▶ **Stored data entries**:
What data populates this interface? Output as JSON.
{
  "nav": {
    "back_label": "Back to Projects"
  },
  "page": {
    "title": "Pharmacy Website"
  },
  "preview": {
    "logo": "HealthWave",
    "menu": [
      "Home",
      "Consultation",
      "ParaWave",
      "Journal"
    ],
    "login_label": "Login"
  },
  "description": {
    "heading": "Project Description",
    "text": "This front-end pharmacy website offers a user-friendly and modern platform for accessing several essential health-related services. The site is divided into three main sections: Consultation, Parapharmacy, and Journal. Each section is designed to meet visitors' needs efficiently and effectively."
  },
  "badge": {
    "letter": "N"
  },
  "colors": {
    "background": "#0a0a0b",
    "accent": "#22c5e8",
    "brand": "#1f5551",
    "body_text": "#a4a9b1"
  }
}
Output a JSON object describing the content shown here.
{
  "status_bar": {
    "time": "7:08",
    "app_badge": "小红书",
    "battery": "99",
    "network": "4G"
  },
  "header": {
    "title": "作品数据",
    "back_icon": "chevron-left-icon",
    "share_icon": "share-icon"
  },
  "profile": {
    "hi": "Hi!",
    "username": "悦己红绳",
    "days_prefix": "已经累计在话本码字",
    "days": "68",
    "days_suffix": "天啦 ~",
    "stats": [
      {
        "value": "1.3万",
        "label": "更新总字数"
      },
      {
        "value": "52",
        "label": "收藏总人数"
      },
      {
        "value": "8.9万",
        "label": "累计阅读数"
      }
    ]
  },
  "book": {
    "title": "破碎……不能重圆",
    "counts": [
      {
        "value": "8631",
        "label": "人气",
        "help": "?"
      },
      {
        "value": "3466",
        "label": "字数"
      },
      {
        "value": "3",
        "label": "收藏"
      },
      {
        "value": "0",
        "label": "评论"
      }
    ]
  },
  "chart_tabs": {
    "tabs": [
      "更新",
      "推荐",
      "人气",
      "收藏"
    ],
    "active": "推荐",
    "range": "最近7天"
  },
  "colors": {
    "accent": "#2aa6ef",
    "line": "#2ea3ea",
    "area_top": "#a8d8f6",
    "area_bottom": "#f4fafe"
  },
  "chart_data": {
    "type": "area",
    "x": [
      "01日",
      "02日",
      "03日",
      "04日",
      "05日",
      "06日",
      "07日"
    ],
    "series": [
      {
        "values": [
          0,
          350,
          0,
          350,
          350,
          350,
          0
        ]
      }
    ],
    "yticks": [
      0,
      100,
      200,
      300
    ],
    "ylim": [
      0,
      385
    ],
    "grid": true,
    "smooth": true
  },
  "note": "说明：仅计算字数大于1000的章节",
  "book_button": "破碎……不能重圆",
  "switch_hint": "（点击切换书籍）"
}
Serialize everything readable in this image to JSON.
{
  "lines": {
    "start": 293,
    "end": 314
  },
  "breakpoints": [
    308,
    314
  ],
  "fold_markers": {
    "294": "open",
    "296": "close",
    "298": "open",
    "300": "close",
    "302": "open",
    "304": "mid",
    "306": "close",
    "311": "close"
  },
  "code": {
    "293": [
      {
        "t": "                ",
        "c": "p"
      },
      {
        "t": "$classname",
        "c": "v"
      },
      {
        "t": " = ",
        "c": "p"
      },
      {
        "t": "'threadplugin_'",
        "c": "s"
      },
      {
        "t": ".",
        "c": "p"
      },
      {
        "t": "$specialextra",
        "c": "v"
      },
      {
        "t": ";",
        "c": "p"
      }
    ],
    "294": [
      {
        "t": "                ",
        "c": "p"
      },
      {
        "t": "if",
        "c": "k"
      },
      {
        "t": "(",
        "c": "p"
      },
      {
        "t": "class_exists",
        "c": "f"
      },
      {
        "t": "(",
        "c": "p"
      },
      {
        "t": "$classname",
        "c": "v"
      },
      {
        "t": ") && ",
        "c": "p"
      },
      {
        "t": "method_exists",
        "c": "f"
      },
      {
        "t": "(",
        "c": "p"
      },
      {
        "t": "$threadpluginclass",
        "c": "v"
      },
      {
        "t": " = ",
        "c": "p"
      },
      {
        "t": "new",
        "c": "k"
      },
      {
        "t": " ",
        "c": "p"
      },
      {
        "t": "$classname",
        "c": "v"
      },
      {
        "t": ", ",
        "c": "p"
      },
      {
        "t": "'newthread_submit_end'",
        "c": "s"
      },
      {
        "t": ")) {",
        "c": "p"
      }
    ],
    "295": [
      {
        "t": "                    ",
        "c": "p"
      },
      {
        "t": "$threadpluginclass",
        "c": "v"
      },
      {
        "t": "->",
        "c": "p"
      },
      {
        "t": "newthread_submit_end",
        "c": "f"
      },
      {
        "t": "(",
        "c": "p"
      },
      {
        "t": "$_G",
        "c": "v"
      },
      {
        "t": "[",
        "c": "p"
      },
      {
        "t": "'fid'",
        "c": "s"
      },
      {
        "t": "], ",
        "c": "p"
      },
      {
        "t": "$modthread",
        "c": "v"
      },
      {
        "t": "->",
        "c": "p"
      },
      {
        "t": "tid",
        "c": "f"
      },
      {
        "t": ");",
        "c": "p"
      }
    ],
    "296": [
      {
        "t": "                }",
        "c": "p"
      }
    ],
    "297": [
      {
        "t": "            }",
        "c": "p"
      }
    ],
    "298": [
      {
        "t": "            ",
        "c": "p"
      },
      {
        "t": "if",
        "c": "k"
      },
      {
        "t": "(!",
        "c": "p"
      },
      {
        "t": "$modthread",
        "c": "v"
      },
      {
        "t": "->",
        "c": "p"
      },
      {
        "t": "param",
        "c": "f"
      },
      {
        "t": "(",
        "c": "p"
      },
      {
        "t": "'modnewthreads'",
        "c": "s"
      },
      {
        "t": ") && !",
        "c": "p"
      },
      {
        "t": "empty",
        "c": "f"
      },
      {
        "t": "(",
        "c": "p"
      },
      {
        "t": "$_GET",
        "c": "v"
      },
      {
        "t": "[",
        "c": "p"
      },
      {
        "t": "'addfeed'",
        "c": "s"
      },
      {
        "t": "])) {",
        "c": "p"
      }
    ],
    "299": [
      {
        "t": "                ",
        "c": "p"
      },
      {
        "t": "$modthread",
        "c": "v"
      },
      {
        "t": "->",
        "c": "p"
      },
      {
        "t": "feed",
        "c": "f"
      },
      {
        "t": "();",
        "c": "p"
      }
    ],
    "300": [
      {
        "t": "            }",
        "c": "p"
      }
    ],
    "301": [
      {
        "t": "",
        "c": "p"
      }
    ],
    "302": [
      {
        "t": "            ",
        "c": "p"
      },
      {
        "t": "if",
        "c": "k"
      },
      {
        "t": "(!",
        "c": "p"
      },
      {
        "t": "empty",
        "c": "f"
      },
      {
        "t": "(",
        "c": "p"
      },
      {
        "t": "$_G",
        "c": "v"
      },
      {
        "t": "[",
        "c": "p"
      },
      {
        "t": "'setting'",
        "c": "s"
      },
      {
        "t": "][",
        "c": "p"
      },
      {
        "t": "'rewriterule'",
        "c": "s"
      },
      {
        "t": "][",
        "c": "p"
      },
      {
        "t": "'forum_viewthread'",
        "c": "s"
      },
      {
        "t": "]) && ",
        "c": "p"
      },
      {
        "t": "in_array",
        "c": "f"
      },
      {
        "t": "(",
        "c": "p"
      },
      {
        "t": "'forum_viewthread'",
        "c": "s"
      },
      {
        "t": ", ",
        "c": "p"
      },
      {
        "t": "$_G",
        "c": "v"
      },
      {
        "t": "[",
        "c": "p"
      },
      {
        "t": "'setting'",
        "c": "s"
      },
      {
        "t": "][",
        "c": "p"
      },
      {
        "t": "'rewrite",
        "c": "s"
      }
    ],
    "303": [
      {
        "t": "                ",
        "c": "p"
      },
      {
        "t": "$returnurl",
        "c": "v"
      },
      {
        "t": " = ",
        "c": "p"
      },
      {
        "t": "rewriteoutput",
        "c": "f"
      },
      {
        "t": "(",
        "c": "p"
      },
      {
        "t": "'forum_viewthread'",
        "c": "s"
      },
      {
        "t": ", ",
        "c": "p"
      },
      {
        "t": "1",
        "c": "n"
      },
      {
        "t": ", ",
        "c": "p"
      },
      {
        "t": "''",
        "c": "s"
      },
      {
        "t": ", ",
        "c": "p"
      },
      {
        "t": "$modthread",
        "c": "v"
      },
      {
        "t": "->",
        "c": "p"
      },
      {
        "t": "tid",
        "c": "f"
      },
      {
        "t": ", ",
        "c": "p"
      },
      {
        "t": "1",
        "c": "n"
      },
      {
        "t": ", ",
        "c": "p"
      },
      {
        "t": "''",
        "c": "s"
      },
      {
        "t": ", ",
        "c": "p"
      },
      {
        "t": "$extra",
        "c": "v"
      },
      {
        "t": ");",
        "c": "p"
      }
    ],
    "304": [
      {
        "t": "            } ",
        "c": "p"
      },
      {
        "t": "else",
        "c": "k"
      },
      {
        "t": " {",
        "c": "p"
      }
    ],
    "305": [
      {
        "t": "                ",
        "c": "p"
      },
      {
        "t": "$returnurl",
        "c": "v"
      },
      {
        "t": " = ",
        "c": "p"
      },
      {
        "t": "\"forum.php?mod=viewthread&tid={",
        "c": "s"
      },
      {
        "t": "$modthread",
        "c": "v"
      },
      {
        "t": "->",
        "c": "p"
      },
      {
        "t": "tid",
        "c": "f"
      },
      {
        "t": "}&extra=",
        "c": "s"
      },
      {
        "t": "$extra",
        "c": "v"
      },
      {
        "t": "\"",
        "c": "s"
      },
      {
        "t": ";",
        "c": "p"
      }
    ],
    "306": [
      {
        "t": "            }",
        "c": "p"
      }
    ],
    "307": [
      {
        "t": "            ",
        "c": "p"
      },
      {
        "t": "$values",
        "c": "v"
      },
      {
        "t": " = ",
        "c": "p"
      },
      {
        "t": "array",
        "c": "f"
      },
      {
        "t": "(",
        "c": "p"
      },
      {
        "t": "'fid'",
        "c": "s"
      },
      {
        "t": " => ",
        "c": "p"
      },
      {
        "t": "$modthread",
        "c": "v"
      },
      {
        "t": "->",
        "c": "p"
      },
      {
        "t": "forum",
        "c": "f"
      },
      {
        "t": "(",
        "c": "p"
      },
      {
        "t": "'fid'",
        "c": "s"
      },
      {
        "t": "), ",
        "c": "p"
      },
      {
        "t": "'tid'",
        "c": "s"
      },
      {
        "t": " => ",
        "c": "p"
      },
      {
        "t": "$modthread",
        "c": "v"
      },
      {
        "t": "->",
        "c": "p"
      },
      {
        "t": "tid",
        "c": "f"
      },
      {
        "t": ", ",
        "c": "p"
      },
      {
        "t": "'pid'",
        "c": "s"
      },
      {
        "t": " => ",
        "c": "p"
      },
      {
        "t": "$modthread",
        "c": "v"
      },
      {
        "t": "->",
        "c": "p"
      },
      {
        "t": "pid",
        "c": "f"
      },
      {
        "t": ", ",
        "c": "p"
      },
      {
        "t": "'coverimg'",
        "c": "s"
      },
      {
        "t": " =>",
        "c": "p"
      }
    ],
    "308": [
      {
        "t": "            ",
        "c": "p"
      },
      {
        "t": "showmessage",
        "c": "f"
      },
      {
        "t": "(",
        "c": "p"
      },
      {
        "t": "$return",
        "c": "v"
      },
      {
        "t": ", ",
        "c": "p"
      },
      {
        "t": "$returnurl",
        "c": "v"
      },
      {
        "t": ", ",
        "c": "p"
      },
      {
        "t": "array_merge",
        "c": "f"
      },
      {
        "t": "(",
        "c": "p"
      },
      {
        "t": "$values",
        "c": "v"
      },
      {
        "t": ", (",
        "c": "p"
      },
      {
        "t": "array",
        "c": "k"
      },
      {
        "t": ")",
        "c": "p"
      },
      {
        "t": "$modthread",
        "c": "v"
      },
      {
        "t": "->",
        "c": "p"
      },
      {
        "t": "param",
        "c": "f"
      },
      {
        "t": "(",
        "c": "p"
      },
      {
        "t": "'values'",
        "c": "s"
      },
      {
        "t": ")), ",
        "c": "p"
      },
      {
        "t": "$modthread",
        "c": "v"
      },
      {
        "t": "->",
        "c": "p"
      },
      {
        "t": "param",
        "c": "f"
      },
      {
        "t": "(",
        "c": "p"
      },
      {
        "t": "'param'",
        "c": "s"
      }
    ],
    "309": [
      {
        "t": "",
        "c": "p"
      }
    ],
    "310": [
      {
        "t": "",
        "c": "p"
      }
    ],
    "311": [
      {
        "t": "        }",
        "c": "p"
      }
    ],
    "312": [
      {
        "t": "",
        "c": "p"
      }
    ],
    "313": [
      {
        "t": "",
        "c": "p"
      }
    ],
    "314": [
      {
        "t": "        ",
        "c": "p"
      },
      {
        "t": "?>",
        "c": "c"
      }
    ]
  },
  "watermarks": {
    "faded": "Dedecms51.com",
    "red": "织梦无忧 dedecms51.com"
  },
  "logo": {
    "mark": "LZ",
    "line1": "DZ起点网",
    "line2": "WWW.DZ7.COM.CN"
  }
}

▶ **Your task**:
Look through the entries above; copy every line holding the string "icon".

▶ **Result for this task**:
    "back_icon": "chevron-left-icon",
    "share_icon": "share-icon"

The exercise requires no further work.